__The task__
All of the records listed below should be retyped exactly.

__Working data__

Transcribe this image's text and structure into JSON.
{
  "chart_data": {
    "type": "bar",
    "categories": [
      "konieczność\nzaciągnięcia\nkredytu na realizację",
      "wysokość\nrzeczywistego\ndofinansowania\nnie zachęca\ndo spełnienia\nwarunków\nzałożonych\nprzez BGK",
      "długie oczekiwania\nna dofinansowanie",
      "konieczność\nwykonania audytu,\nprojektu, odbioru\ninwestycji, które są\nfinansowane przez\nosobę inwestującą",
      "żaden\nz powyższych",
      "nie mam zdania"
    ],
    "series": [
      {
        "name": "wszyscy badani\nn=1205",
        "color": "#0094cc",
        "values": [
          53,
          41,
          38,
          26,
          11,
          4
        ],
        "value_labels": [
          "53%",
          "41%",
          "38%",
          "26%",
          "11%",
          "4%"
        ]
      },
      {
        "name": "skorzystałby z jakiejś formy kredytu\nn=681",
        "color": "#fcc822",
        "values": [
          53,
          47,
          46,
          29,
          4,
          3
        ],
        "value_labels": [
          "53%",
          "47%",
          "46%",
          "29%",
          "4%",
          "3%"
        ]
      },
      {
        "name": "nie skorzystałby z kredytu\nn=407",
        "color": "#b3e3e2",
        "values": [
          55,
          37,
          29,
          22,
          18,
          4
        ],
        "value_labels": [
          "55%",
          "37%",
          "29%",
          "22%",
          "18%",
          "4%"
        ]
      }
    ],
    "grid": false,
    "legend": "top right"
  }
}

__Response to this task__
Transcribe this image's text and structure into JSON.
{
  "chart_data": {
    "type": "bar",
    "categories": [
      "konieczność\nzaciągnięcia\nkredytu na realizację",
      "wysokość\nrzeczywistego\ndofinansowania\nnie zachęca\ndo spełnienia\nwarunków\nzałożonych\nprzez BGK",
      "długie oczekiwania\nna dofinansowanie",
      "konieczność\nwykonania audytu,\nprojektu, odbioru\ninwestycji, które są\nfinansowane przez\nosobę inwestującą",
      "żaden\nz powyższych",
      "nie mam zdania"
    ],
    "series": [
      {
        "name": "wszyscy badani\nn=1205",
        "color": "#0094cc",
        "values": [
          53,
          41,
          38,
          26,
          11,
          4
        ],
        "value_labels": [
          "53%",
          "41%",
          "38%",
          "26%",
          "11%",
          "4%"
        ]
      },
      {
        "name": "skorzystałby z jakiejś formy kredytu\nn=681",
        "color": "#fcc822",
        "values": [
          53,
          47,
          46,
          29,
          4,
          3
        ],
        "value_labels": [
          "53%",
          "47%",
          "46%",
          "29%",
          "4%",
          "3%"
        ]
      },
      {
        "name": "nie skorzystałby z kredytu\nn=407",
        "color": "#b3e3e2",
        "values": [
          55,
          37,
          29,
          22,
          18,
          4
        ],
        "value_labels": [
          "55%",
          "37%",
          "29%",
          "22%",
          "18%",
          "4%"
        ]
      }
    ],
    "grid": false,
    "legend": "top right"
  }
}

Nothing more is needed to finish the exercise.